• [Given task]
Skip the pictures. Transcribe the rest of the data below without changing a word.

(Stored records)
#####

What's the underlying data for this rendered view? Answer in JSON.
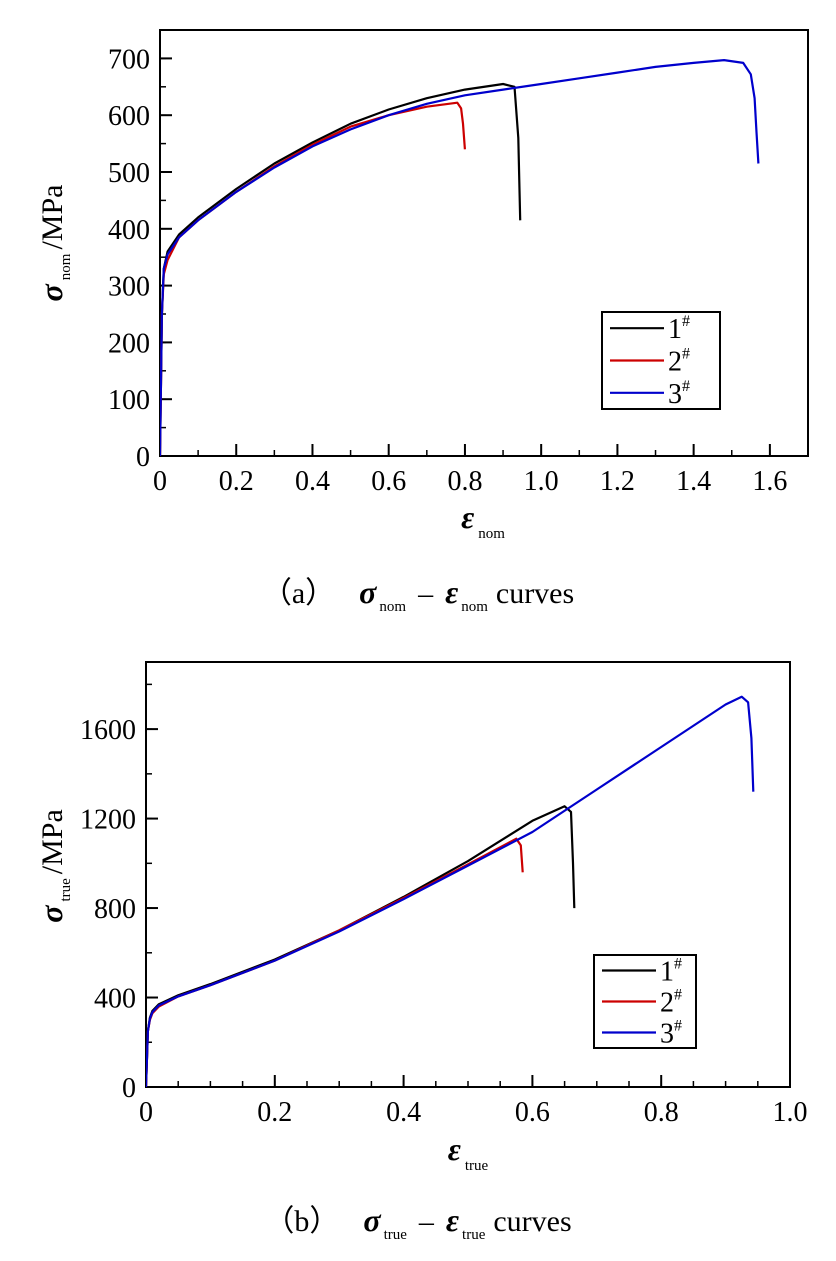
{
  "chart_data": [
    {
      "type": "line",
      "xlim": [
        0,
        1.7
      ],
      "ylim": [
        0,
        750
      ],
      "x_ticks": [
        0,
        0.2,
        0.4,
        0.6,
        0.8,
        1.0,
        1.2,
        1.4,
        1.6
      ],
      "x_tick_labels": [
        "0",
        "0.2",
        "0.4",
        "0.6",
        "0.8",
        "1.0",
        "1.2",
        "1.4",
        "1.6"
      ],
      "y_ticks": [
        0,
        100,
        200,
        300,
        400,
        500,
        600,
        700
      ],
      "y_tick_labels": [
        "0",
        "100",
        "200",
        "300",
        "400",
        "500",
        "600",
        "700"
      ],
      "xlabel": {
        "symbol": "ε",
        "sub": "nom"
      },
      "ylabel": {
        "symbol": "σ",
        "sub": "nom",
        "unit": "/MPa"
      },
      "legend": "bottom-right",
      "caption": {
        "prefix": "（a）",
        "sym1": "σ",
        "sub1": "nom",
        "minus": "–",
        "sym2": "ε",
        "sub2": "nom",
        "suffix": "curves"
      },
      "series": [
        {
          "name": "1",
          "sup": "#",
          "color": "#000000",
          "x": [
            0,
            0.005,
            0.01,
            0.02,
            0.05,
            0.1,
            0.2,
            0.3,
            0.4,
            0.5,
            0.6,
            0.7,
            0.8,
            0.9,
            0.93,
            0.94,
            0.945
          ],
          "y": [
            0,
            250,
            330,
            360,
            390,
            420,
            470,
            515,
            552,
            585,
            610,
            630,
            645,
            655,
            650,
            560,
            415
          ]
        },
        {
          "name": "2",
          "sup": "#",
          "color": "#cc0000",
          "x": [
            0,
            0.005,
            0.01,
            0.02,
            0.05,
            0.1,
            0.2,
            0.3,
            0.4,
            0.5,
            0.6,
            0.7,
            0.78,
            0.79,
            0.795,
            0.8
          ],
          "y": [
            0,
            250,
            320,
            345,
            385,
            415,
            465,
            510,
            548,
            580,
            600,
            615,
            622,
            612,
            585,
            540
          ]
        },
        {
          "name": "3",
          "sup": "#",
          "color": "#0000cc",
          "x": [
            0,
            0.005,
            0.01,
            0.02,
            0.05,
            0.1,
            0.2,
            0.3,
            0.4,
            0.5,
            0.6,
            0.7,
            0.8,
            0.9,
            1.0,
            1.1,
            1.2,
            1.3,
            1.4,
            1.48,
            1.53,
            1.55,
            1.56,
            1.565,
            1.57
          ],
          "y": [
            0,
            250,
            330,
            355,
            385,
            415,
            465,
            508,
            545,
            575,
            600,
            620,
            635,
            645,
            655,
            665,
            675,
            685,
            692,
            697,
            692,
            672,
            630,
            570,
            515
          ]
        }
      ]
    },
    {
      "type": "line",
      "xlim": [
        0,
        1.0
      ],
      "ylim": [
        0,
        1900
      ],
      "x_ticks": [
        0,
        0.2,
        0.4,
        0.6,
        0.8,
        1.0
      ],
      "x_tick_labels": [
        "0",
        "0.2",
        "0.4",
        "0.6",
        "0.8",
        "1.0"
      ],
      "y_ticks": [
        0,
        400,
        800,
        1200,
        1600
      ],
      "y_tick_labels": [
        "0",
        "400",
        "800",
        "1200",
        "1600"
      ],
      "xlabel": {
        "symbol": "ε",
        "sub": "true"
      },
      "ylabel": {
        "symbol": "σ",
        "sub": "true",
        "unit": "/MPa"
      },
      "legend": "bottom-right",
      "caption": {
        "prefix": "（b）",
        "sym1": "σ",
        "sub1": "true",
        "minus": "–",
        "sym2": "ε",
        "sub2": "true",
        "suffix": "curves"
      },
      "series": [
        {
          "name": "1",
          "sup": "#",
          "color": "#000000",
          "x": [
            0,
            0.003,
            0.006,
            0.01,
            0.02,
            0.05,
            0.1,
            0.2,
            0.3,
            0.4,
            0.5,
            0.6,
            0.65,
            0.66,
            0.663,
            0.665
          ],
          "y": [
            0,
            250,
            310,
            340,
            370,
            410,
            460,
            570,
            700,
            850,
            1010,
            1190,
            1255,
            1230,
            1000,
            800
          ]
        },
        {
          "name": "2",
          "sup": "#",
          "color": "#cc0000",
          "x": [
            0,
            0.003,
            0.006,
            0.01,
            0.02,
            0.05,
            0.1,
            0.2,
            0.3,
            0.4,
            0.5,
            0.575,
            0.582,
            0.585
          ],
          "y": [
            0,
            250,
            300,
            330,
            360,
            405,
            455,
            565,
            700,
            845,
            995,
            1110,
            1080,
            960
          ]
        },
        {
          "name": "3",
          "sup": "#",
          "color": "#0000cc",
          "x": [
            0,
            0.003,
            0.006,
            0.01,
            0.02,
            0.05,
            0.1,
            0.2,
            0.3,
            0.4,
            0.5,
            0.6,
            0.7,
            0.8,
            0.9,
            0.925,
            0.935,
            0.94,
            0.943
          ],
          "y": [
            0,
            250,
            305,
            335,
            365,
            405,
            455,
            565,
            695,
            840,
            990,
            1140,
            1330,
            1520,
            1710,
            1745,
            1720,
            1560,
            1320
          ]
        }
      ]
    }
  ]
}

#####

• [Worked solution]
What's the underlying data for this rendered view? Answer in JSON.
{
  "chart_data": [
    {
      "type": "line",
      "xlim": [
        0,
        1.7
      ],
      "ylim": [
        0,
        750
      ],
      "x_ticks": [
        0,
        0.2,
        0.4,
        0.6,
        0.8,
        1.0,
        1.2,
        1.4,
        1.6
      ],
      "x_tick_labels": [
        "0",
        "0.2",
        "0.4",
        "0.6",
        "0.8",
        "1.0",
        "1.2",
        "1.4",
        "1.6"
      ],
      "y_ticks": [
        0,
        100,
        200,
        300,
        400,
        500,
        600,
        700
      ],
      "y_tick_labels": [
        "0",
        "100",
        "200",
        "300",
        "400",
        "500",
        "600",
        "700"
      ],
      "xlabel": {
        "symbol": "ε",
        "sub": "nom"
      },
      "ylabel": {
        "symbol": "σ",
        "sub": "nom",
        "unit": "/MPa"
      },
      "legend": "bottom-right",
      "caption": {
        "prefix": "（a）",
        "sym1": "σ",
        "sub1": "nom",
        "minus": "–",
        "sym2": "ε",
        "sub2": "nom",
        "suffix": "curves"
      },
      "series": [
        {
          "name": "1",
          "sup": "#",
          "color": "#000000",
          "x": [
            0,
            0.005,
            0.01,
            0.02,
            0.05,
            0.1,
            0.2,
            0.3,
            0.4,
            0.5,
            0.6,
            0.7,
            0.8,
            0.9,
            0.93,
            0.94,
            0.945
          ],
          "y": [
            0,
            250,
            330,
            360,
            390,
            420,
            470,
            515,
            552,
            585,
            610,
            630,
            645,
            655,
            650,
            560,
            415
          ]
        },
        {
          "name": "2",
          "sup": "#",
          "color": "#cc0000",
          "x": [
            0,
            0.005,
            0.01,
            0.02,
            0.05,
            0.1,
            0.2,
            0.3,
            0.4,
            0.5,
            0.6,
            0.7,
            0.78,
            0.79,
            0.795,
            0.8
          ],
          "y": [
            0,
            250,
            320,
            345,
            385,
            415,
            465,
            510,
            548,
            580,
            600,
            615,
            622,
            612,
            585,
            540
          ]
        },
        {
          "name": "3",
          "sup": "#",
          "color": "#0000cc",
          "x": [
            0,
            0.005,
            0.01,
            0.02,
            0.05,
            0.1,
            0.2,
            0.3,
            0.4,
            0.5,
            0.6,
            0.7,
            0.8,
            0.9,
            1.0,
            1.1,
            1.2,
            1.3,
            1.4,
            1.48,
            1.53,
            1.55,
            1.56,
            1.565,
            1.57
          ],
          "y": [
            0,
            250,
            330,
            355,
            385,
            415,
            465,
            508,
            545,
            575,
            600,
            620,
            635,
            645,
            655,
            665,
            675,
            685,
            692,
            697,
            692,
            672,
            630,
            570,
            515
          ]
        }
      ]
    },
    {
      "type": "line",
      "xlim": [
        0,
        1.0
      ],
      "ylim": [
        0,
        1900
      ],
      "x_ticks": [
        0,
        0.2,
        0.4,
        0.6,
        0.8,
        1.0
      ],
      "x_tick_labels": [
        "0",
        "0.2",
        "0.4",
        "0.6",
        "0.8",
        "1.0"
      ],
      "y_ticks": [
        0,
        400,
        800,
        1200,
        1600
      ],
      "y_tick_labels": [
        "0",
        "400",
        "800",
        "1200",
        "1600"
      ],
      "xlabel": {
        "symbol": "ε",
        "sub": "true"
      },
      "ylabel": {
        "symbol": "σ",
        "sub": "true",
        "unit": "/MPa"
      },
      "legend": "bottom-right",
      "caption": {
        "prefix": "（b）",
        "sym1": "σ",
        "sub1": "true",
        "minus": "–",
        "sym2": "ε",
        "sub2": "true",
        "suffix": "curves"
      },
      "series": [
        {
          "name": "1",
          "sup": "#",
          "color": "#000000",
          "x": [
            0,
            0.003,
            0.006,
            0.01,
            0.02,
            0.05,
            0.1,
            0.2,
            0.3,
            0.4,
            0.5,
            0.6,
            0.65,
            0.66,
            0.663,
            0.665
          ],
          "y": [
            0,
            250,
            310,
            340,
            370,
            410,
            460,
            570,
            700,
            850,
            1010,
            1190,
            1255,
            1230,
            1000,
            800
          ]
        },
        {
          "name": "2",
          "sup": "#",
          "color": "#cc0000",
          "x": [
            0,
            0.003,
            0.006,
            0.01,
            0.02,
            0.05,
            0.1,
            0.2,
            0.3,
            0.4,
            0.5,
            0.575,
            0.582,
            0.585
          ],
          "y": [
            0,
            250,
            300,
            330,
            360,
            405,
            455,
            565,
            700,
            845,
            995,
            1110,
            1080,
            960
          ]
        },
        {
          "name": "3",
          "sup": "#",
          "color": "#0000cc",
          "x": [
            0,
            0.003,
            0.006,
            0.01,
            0.02,
            0.05,
            0.1,
            0.2,
            0.3,
            0.4,
            0.5,
            0.6,
            0.7,
            0.8,
            0.9,
            0.925,
            0.935,
            0.94,
            0.943
          ],
          "y": [
            0,
            250,
            305,
            335,
            365,
            405,
            455,
            565,
            695,
            840,
            990,
            1140,
            1330,
            1520,
            1710,
            1745,
            1720,
            1560,
            1320
          ]
        }
      ]
    }
  ]
}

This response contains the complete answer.